Return a copy of each line that holds the string "látják".
— START RECORDS FOR PROCESSING —
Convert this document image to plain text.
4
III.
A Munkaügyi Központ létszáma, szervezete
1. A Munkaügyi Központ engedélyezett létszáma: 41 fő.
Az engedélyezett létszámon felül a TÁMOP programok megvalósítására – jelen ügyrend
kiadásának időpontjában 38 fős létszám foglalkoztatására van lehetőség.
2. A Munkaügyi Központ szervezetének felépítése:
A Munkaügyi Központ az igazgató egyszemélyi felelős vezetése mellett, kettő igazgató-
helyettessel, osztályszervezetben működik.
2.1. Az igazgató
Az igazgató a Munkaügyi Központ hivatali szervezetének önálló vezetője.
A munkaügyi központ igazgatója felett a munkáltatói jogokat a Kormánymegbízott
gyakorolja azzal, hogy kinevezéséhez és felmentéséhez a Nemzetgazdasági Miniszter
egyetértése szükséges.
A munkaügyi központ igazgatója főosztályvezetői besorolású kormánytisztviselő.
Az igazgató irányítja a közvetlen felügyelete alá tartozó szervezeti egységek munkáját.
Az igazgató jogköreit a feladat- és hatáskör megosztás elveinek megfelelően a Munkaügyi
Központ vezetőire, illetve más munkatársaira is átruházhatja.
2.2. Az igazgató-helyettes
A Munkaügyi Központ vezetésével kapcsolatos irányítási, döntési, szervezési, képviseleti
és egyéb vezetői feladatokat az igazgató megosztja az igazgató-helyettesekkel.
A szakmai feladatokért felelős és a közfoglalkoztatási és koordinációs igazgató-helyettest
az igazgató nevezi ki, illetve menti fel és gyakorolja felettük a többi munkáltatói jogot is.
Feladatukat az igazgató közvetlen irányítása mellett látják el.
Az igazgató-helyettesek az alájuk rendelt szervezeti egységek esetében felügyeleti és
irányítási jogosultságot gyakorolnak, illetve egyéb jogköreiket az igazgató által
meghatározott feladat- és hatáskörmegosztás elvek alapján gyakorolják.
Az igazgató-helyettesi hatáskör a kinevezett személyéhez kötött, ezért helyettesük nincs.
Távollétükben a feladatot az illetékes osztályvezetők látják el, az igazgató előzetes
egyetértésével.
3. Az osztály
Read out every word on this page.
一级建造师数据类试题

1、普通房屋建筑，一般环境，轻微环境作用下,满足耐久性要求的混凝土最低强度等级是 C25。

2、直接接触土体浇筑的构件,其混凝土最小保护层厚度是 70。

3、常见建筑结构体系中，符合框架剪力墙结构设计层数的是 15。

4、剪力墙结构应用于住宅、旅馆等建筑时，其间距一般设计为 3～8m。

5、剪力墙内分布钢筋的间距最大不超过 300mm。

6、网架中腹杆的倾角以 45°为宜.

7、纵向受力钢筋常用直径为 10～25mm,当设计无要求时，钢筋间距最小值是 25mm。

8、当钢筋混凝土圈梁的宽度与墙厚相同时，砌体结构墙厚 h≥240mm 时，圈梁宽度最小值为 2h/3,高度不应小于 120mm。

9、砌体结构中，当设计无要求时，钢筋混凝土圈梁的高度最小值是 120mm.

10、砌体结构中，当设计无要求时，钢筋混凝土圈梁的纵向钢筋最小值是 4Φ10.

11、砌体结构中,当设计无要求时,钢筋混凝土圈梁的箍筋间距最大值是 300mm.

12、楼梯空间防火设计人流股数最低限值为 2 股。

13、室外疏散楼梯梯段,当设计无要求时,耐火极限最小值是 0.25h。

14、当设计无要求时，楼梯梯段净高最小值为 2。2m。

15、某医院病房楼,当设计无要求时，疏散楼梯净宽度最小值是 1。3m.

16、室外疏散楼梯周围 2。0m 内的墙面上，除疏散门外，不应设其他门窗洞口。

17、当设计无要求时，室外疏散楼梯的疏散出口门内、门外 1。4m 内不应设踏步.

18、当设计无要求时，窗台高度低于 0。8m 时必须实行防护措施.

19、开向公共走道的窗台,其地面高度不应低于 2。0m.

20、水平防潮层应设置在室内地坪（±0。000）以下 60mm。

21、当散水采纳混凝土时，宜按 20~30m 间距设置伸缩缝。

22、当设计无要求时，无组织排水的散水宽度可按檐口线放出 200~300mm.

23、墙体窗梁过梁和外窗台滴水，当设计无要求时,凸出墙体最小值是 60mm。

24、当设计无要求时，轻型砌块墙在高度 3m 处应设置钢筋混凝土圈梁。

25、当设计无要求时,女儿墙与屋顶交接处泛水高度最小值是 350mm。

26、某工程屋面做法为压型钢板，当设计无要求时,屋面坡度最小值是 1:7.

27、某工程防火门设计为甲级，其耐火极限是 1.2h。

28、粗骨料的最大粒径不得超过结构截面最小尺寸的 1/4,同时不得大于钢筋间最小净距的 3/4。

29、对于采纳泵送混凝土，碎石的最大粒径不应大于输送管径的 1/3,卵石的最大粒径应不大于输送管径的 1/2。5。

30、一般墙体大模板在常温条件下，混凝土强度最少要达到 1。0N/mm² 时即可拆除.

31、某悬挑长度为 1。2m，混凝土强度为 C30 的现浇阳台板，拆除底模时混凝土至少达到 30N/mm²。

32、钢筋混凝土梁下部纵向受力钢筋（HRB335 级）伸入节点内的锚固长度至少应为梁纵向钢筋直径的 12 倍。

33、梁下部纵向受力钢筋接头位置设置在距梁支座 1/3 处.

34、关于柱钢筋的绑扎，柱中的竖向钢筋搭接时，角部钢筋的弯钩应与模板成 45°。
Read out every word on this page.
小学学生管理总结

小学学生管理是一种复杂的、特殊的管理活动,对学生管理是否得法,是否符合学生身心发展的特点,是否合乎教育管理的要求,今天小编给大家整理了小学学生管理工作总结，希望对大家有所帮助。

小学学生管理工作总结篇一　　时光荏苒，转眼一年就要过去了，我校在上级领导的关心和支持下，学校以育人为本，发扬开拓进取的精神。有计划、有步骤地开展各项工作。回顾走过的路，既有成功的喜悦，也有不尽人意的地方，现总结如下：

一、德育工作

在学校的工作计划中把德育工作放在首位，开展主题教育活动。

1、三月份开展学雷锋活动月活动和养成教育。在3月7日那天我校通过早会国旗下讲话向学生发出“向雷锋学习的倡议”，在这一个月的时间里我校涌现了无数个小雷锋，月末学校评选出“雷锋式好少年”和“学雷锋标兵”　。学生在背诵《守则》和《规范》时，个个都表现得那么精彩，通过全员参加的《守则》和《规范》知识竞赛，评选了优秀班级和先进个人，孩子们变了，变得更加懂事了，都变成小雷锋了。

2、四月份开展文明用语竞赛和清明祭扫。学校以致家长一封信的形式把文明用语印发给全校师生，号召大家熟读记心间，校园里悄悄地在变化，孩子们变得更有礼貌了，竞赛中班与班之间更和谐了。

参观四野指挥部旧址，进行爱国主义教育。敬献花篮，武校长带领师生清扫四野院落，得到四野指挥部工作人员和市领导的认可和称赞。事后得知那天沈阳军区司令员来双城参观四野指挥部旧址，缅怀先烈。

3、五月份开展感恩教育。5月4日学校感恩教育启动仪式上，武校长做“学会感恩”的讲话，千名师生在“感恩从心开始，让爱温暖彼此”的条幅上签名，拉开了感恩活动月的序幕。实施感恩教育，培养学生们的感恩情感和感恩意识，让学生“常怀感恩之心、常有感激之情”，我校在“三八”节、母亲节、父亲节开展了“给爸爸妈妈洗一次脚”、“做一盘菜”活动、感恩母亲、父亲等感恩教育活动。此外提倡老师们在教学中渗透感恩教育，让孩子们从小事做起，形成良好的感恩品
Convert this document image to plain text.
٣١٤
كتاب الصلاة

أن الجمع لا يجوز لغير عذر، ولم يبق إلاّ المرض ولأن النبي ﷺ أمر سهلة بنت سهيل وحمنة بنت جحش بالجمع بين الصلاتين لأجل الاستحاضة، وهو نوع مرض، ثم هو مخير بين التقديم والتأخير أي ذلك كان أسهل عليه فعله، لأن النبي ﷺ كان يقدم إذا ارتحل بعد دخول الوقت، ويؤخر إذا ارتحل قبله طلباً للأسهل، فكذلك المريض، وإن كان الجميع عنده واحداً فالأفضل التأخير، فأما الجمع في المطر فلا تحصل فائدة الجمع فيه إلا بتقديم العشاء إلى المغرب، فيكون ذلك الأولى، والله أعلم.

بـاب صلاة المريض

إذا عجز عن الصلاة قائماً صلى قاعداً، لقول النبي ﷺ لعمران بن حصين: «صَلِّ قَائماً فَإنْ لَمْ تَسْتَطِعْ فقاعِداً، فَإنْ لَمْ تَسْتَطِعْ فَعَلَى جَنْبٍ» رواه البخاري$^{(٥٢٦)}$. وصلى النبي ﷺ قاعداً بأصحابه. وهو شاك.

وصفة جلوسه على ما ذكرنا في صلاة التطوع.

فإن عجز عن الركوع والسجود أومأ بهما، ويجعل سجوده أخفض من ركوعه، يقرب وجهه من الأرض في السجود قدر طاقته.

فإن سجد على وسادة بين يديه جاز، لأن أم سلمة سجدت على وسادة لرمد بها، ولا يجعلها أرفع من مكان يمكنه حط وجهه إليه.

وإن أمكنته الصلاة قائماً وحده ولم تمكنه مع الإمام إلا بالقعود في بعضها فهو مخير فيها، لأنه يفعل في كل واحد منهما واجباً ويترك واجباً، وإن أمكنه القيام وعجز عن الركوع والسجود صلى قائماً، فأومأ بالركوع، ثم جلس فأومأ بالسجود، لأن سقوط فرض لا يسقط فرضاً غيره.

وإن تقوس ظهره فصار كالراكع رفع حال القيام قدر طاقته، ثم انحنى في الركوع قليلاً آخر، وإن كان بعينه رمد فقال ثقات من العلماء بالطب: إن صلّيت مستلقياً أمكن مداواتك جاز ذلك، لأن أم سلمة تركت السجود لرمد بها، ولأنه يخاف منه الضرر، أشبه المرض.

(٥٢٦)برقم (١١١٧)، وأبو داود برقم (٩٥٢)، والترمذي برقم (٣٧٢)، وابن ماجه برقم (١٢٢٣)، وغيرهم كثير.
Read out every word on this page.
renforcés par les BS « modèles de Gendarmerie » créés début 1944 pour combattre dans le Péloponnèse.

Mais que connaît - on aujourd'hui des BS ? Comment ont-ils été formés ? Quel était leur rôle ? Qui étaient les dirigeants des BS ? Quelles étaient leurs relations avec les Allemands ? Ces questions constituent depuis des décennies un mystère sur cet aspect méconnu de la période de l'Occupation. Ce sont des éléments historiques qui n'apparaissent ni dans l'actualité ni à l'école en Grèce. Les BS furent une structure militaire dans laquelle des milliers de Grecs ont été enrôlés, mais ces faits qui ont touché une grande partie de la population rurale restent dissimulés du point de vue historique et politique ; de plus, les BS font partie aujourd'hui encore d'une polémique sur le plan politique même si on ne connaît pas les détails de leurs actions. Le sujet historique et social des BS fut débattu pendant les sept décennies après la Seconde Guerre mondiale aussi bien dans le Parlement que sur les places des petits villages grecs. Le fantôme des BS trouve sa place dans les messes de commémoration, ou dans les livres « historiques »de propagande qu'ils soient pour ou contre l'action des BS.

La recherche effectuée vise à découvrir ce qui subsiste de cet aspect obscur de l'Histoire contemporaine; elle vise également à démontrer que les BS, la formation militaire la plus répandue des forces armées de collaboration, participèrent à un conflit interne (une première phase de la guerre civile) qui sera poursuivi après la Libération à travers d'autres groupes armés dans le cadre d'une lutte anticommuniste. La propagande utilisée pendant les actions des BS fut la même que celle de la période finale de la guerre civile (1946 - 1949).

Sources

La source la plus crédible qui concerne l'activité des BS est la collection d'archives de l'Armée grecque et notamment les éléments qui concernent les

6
— END RECORDS FOR PROCESSING —
**THE SOLUTION:**
Feladatukat az igazgató közvetlen irányítása mellett látják el.
Távollétükben a feladatot az illetékes osztályvezetők látják el, az igazgató előzetes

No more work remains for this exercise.